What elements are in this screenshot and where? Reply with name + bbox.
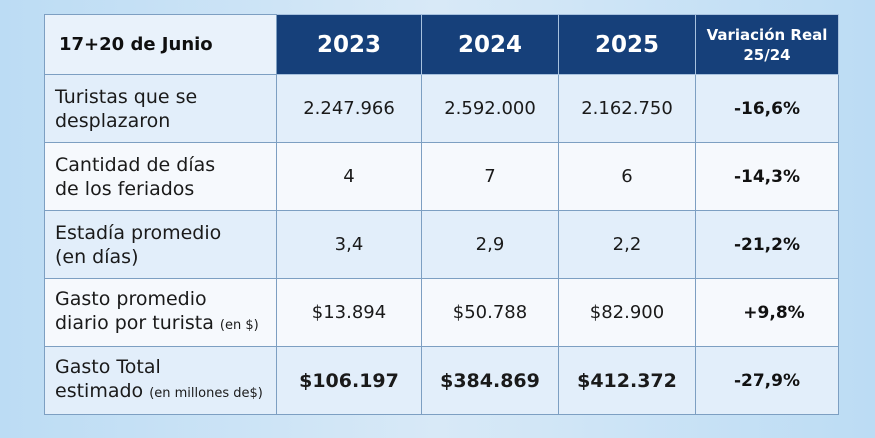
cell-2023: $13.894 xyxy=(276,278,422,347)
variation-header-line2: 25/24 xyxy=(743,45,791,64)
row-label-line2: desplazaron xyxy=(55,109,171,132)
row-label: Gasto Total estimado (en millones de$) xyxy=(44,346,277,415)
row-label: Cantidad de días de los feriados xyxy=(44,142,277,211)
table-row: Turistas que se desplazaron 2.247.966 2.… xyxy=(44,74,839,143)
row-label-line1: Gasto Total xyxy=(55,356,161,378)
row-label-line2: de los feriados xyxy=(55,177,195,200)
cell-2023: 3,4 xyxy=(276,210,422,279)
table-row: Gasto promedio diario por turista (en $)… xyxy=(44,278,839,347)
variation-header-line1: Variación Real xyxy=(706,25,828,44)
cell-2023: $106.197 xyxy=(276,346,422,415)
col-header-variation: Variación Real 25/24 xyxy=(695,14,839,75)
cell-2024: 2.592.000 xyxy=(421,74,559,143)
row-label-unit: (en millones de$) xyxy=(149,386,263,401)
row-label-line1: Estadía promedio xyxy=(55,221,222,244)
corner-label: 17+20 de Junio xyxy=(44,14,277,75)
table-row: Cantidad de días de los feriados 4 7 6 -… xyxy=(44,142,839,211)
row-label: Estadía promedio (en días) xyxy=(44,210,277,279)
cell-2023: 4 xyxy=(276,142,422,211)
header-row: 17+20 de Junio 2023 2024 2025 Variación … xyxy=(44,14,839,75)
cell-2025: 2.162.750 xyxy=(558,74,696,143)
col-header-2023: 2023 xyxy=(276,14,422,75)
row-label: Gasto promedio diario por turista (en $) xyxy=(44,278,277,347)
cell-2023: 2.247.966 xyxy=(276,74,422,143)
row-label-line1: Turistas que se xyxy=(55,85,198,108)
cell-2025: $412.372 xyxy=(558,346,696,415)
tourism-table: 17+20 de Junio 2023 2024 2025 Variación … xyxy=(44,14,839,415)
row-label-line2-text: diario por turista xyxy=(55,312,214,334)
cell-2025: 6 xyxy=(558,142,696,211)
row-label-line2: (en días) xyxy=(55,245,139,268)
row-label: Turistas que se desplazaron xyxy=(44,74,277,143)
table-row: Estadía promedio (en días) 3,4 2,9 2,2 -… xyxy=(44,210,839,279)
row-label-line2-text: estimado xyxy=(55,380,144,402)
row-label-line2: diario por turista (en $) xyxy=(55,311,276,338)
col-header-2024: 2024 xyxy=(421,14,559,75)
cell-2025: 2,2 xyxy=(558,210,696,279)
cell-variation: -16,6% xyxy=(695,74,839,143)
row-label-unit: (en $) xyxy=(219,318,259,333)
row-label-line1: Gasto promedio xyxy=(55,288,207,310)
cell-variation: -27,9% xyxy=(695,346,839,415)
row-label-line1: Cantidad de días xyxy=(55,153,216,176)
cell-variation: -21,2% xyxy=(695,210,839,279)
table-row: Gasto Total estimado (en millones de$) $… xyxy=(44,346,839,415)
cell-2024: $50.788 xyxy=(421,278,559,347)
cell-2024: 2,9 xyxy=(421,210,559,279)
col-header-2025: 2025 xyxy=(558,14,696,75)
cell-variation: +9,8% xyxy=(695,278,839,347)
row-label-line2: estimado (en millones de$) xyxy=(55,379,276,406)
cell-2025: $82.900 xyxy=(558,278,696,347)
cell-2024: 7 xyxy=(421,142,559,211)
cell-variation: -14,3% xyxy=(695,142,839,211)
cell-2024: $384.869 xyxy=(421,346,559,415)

——

__Exercise directions__. Reproduce the lines of the listing above without any change, starting from the line containing "cell-2023: $13.894 xyxy=(276,278,422,347)" and continuing up to and including the line containing "tourism-table: 17+20 de".

__Solution__.
cell-2023: $13.894 xyxy=(276,278,422,347)
variation-header-line2: 25/24 xyxy=(743,45,791,64)
row-label-line2: desplazaron xyxy=(55,109,171,132)
row-label: Gasto Total estimado (en millones de$) xyxy=(44,346,277,415)
row-label: Cantidad de días de los feriados xyxy=(44,142,277,211)
table-row: Turistas que se desplazaron 2.247.966 2.… xyxy=(44,74,839,143)
row-label-line1: Gasto Total xyxy=(55,356,161,378)
row-label-line2: de los feriados xyxy=(55,177,195,200)
cell-2023: 3,4 xyxy=(276,210,422,279)
table-row: Gasto promedio diario por turista (en $)… xyxy=(44,278,839,347)
variation-header-line1: Variación Real xyxy=(706,25,828,44)
cell-2023: $106.197 xyxy=(276,346,422,415)
col-header-variation: Variación Real 25/24 xyxy=(695,14,839,75)
cell-2024: 2.592.000 xyxy=(421,74,559,143)
row-label-unit: (en millones de$) xyxy=(149,386,263,401)
row-label-line1: Estadía promedio xyxy=(55,221,222,244)
corner-label: 17+20 de Junio xyxy=(44,14,277,75)
table-row: Cantidad de días de los feriados 4 7 6 -… xyxy=(44,142,839,211)
row-label: Estadía promedio (en días) xyxy=(44,210,277,279)
cell-2023: 4 xyxy=(276,142,422,211)
header-row: 17+20 de Junio 2023 2024 2025 Variación … xyxy=(44,14,839,75)
cell-2025: 2.162.750 xyxy=(558,74,696,143)
col-header-2023: 2023 xyxy=(276,14,422,75)
row-label: Gasto promedio diario por turista (en $) xyxy=(44,278,277,347)
cell-2023: 2.247.966 xyxy=(276,74,422,143)
row-label-line1: Turistas que se xyxy=(55,85,198,108)
cell-2025: $412.372 xyxy=(558,346,696,415)
tourism-table: 17+20 de Junio 2023 2024 2025 Variación … xyxy=(44,14,839,415)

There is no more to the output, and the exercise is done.